WORK TO COMPLETE:
1) Answer these questions about the forum thread on blocking PageRank leakage:
(a) At what time and date did illusionist post?
(b) Which algorithm does doc_z say is mentioned in the original papers?
(c) According to tombola, what would an external link become with a redirect?
2) From the forum thread on blocking PageRank leakage, write out the part that opens with the words containing "illusionist" and closes with "2:23 pm on Jan 29, 2004 (gmt 0)".

SELECTED EXTRACT:

[Start]

I need to block the page rank leak from my homepage

Forum Moderators: open

Message Too Old, No Replies

I need to block the page rank leak from my homepage

How do restrict specfic pages to be crawled

illusionist

1:02 am on Jan 27, 2004 (gmt 0)

I tried this formerly <a href="javascript:goToPage('123/123.htm')">Disclaimer</a> (this doesnt work, google scans throught this too) I need to specific out going links to be blocked, how to do this?

doc_z

2:23 pm on Jan 29, 2004 (gmt 0)

Yes, I realize the whole thing is just a mathematical model and the final results can be calculated in various ways. But my point is that PR arriving at a non-indexed page is lost to the site, and this can be significant. For example if a typical page has say 10 outgoing links to indexed pages, but 5 to non-indexed pages (e.g., terms, privacy, about, contact, copyright) then on each iteration the PR lost to the site is PR * d * 1/3.

1. The original question was about the change for the homepage and not the whole site. Therefore, msg #24 was given the result for the homepage.

2. Even the whole site is not only loosing a PR of

d * PR_Home * y / ( x + y)

(the PR which would be transferred to the noindex, nofollow pages), but

d / (1-d) * PR_Home * y / ( x + y)

which is significant higher. Therefore, the result in your example is PR_Home * d/(1-d)/3. (You have neglected higher order effects, i.e. the PR which is lost due to the fact that these page can't distribute PR.)

3. To say it again: Iterations are related to the scheme which is used to solve the set of linear equations. This is only a technique to speed up the calculation process and doesn't have any meaning. There are several possibilities to solve these equations and the Jacobian algorithm (which is mentioned in the original papers) is just one method. You can even get the exact (final) result in one step without any initial guessing or any iteration. However, this would be computationally much more expensive.

HarryM

2:54 pm on Jan 29, 2004 (gmt 0)

doc_z,

I did not "neglect higher order effects". For the sake of simplicity I excluded them by stating that my formula applied only to "each iteration".

However it doesn't really matter whether my calculation is accurate or not - it was just an example to point out that PR leakage can be significant. The title of this thread is about the need to block page rank leakage, not about how to calculate it.

My question is related to the original although not precisely the same, so perhaps I should start a different thread.

Harry

tombola

2:59 pm on Jan 29, 2004 (gmt 0)

I don't see how a redirect would be beneficial. Google would still see it as a link.

Well, instead of an external link (a link to another domain/site), it would become an internal link.

[End]

COLLECTED DATA:
[Start]

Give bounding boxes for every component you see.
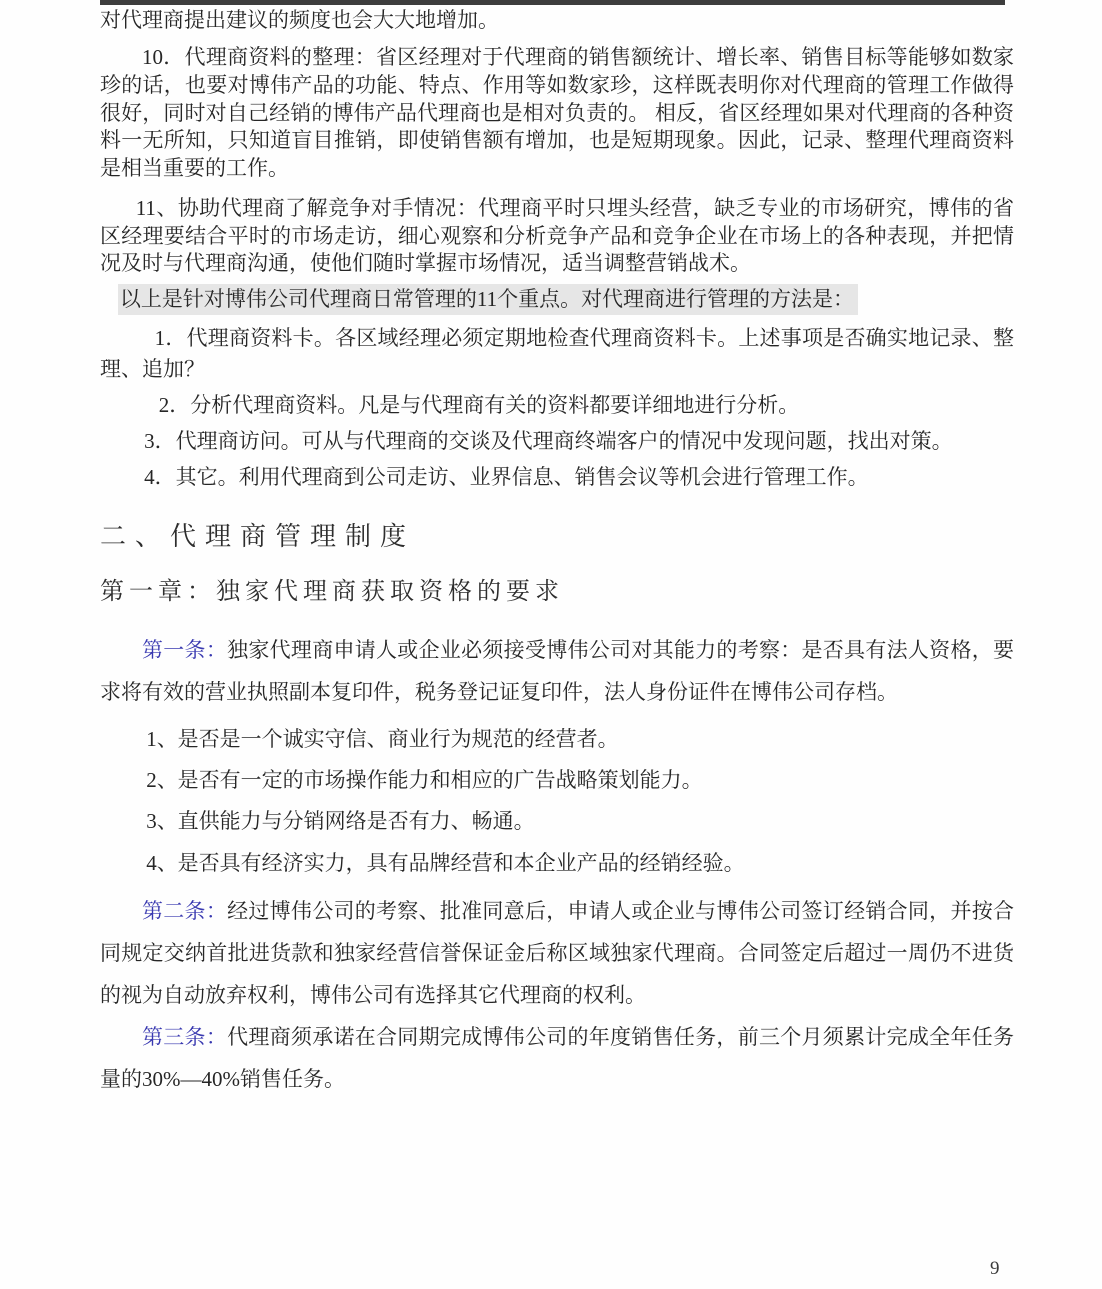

[End]

EXERCISE RESULTS:
1)
(a) 1:02 am on Jan 27, 2004 (gmt 0)
(b) The Jacobian algorithm
(c) An internal link

2)
illusionist

1:02 am on Jan 27, 2004 (gmt 0)

I tried this formerly <a href="javascript:goToPage('123/123.htm')">Disclaimer</a> (this doesnt work, google scans throught this too) I need to specific out going links to be blocked, how to do this?

doc_z

2:23 pm on Jan 29, 2004 (gmt 0)